## START

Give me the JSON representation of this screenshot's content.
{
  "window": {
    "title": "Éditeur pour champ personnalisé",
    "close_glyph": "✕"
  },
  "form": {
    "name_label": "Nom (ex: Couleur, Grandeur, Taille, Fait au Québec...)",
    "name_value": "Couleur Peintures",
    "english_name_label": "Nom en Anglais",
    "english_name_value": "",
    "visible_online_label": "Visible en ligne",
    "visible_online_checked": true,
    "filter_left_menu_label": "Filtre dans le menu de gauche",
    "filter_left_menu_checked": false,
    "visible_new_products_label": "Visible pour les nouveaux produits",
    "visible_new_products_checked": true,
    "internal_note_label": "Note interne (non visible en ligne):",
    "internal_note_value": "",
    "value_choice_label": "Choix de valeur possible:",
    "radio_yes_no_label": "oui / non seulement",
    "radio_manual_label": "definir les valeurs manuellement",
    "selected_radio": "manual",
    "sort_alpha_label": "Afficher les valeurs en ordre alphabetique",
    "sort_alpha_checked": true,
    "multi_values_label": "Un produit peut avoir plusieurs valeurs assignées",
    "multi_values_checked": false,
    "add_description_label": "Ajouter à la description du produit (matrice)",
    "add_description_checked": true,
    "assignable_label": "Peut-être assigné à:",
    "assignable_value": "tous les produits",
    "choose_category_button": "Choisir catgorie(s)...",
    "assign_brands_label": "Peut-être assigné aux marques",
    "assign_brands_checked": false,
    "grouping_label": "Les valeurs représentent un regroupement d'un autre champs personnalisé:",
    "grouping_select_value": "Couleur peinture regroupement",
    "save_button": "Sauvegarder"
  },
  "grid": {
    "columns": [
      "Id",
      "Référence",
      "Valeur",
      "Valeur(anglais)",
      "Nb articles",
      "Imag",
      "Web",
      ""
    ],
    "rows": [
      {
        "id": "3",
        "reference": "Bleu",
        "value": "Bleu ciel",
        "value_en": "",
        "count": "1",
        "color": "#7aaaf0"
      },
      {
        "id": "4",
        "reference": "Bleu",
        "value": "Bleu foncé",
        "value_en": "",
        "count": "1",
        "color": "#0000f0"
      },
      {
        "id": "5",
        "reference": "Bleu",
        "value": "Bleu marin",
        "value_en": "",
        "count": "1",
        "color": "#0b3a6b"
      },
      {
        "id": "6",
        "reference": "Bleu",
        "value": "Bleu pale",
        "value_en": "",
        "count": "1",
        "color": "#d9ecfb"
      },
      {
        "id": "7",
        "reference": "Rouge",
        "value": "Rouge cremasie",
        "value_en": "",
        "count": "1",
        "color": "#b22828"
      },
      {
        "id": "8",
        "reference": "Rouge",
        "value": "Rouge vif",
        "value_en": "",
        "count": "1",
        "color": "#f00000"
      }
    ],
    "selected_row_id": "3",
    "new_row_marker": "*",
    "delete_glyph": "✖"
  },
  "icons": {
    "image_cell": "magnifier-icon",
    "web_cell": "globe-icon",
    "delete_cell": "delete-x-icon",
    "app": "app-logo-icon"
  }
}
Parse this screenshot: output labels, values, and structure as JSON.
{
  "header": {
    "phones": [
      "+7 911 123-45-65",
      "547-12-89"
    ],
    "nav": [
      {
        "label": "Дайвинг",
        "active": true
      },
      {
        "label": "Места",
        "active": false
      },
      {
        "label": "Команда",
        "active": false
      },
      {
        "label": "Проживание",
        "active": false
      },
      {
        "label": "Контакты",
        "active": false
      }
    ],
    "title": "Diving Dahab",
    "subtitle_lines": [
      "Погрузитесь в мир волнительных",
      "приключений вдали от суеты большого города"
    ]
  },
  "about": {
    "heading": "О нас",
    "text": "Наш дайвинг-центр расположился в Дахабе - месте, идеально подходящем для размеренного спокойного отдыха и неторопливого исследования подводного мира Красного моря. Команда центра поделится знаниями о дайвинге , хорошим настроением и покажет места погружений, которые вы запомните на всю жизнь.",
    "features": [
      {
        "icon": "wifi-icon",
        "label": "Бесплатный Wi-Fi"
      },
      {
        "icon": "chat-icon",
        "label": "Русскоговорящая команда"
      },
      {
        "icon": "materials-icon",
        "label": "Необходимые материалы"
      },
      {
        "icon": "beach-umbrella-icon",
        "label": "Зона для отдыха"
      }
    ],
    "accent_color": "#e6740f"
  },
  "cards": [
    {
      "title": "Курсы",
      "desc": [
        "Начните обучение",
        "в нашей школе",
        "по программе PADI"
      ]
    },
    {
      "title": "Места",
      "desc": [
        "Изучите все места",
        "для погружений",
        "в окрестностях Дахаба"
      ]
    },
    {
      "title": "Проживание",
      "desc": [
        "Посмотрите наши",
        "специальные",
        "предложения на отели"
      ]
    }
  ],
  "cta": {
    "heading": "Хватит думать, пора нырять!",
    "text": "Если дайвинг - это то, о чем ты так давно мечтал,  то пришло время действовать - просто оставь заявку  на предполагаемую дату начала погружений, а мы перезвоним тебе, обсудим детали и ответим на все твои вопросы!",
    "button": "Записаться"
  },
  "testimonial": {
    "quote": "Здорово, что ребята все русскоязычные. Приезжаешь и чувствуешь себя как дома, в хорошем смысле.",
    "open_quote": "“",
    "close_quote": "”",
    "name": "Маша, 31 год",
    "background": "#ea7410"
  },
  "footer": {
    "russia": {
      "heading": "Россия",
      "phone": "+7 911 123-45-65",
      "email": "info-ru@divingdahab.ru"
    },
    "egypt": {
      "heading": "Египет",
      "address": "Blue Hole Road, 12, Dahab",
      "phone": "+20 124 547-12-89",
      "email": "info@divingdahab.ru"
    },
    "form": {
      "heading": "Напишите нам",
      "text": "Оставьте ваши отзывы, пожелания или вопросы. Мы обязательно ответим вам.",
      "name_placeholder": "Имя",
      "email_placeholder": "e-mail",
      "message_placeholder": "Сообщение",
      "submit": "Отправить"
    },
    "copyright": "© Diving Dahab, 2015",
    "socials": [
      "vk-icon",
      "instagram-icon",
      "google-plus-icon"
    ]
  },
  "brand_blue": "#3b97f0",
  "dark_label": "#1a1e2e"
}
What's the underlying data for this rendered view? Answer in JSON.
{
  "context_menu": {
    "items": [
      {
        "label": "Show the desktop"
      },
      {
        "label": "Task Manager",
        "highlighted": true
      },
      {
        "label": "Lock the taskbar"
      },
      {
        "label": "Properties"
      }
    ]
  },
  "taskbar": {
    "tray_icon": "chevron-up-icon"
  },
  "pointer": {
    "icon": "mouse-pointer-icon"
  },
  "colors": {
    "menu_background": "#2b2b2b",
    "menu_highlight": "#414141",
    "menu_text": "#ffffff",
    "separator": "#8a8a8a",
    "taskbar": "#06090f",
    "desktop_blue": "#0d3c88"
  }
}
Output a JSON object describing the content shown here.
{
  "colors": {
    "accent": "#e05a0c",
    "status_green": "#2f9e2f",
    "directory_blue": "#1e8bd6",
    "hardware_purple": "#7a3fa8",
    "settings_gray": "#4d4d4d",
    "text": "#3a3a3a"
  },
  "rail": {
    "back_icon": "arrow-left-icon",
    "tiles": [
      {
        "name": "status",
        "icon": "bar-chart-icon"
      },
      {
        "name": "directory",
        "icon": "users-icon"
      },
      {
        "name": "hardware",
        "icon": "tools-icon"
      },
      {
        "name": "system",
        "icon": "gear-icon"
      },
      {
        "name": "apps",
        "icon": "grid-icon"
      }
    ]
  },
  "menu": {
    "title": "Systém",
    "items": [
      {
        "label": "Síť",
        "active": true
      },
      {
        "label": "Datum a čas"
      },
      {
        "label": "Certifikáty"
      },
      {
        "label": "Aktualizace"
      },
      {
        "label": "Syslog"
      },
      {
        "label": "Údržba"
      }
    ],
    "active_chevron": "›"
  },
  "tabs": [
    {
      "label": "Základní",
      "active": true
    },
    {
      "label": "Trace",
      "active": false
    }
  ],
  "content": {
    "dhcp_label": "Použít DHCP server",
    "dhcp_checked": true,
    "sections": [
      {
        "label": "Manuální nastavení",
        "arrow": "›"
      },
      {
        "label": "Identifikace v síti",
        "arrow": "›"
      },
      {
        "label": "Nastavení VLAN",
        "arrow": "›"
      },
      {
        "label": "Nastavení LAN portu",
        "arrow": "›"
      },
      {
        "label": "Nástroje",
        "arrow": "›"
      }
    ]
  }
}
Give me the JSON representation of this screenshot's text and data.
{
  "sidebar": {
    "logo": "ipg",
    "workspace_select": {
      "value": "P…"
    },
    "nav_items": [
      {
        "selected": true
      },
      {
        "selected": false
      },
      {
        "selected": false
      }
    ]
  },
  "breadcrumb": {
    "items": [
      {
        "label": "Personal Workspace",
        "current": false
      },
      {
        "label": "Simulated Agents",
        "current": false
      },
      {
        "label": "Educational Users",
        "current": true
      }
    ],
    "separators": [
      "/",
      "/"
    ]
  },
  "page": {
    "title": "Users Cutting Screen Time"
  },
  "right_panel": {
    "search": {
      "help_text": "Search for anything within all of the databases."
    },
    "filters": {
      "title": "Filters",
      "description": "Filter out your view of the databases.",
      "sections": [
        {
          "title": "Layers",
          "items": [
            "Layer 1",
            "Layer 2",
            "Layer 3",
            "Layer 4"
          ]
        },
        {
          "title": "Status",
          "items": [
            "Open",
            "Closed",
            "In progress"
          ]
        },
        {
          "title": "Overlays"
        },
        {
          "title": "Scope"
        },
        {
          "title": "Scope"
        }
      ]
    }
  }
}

## END

**EXERCISE TASK:**
Gather up the lines that contain the word "valeurs".

**RESULT OF THIS EXERCISE:**
    "radio_manual_label": "definir les valeurs manuellement",
    "sort_alpha_label": "Afficher les valeurs en ordre alphabetique",
    "multi_values_label": "Un produit peut avoir plusieurs valeurs assignées",
    "grouping_label": "Les valeurs représentent un regroupement d'un autre champs personnalisé:",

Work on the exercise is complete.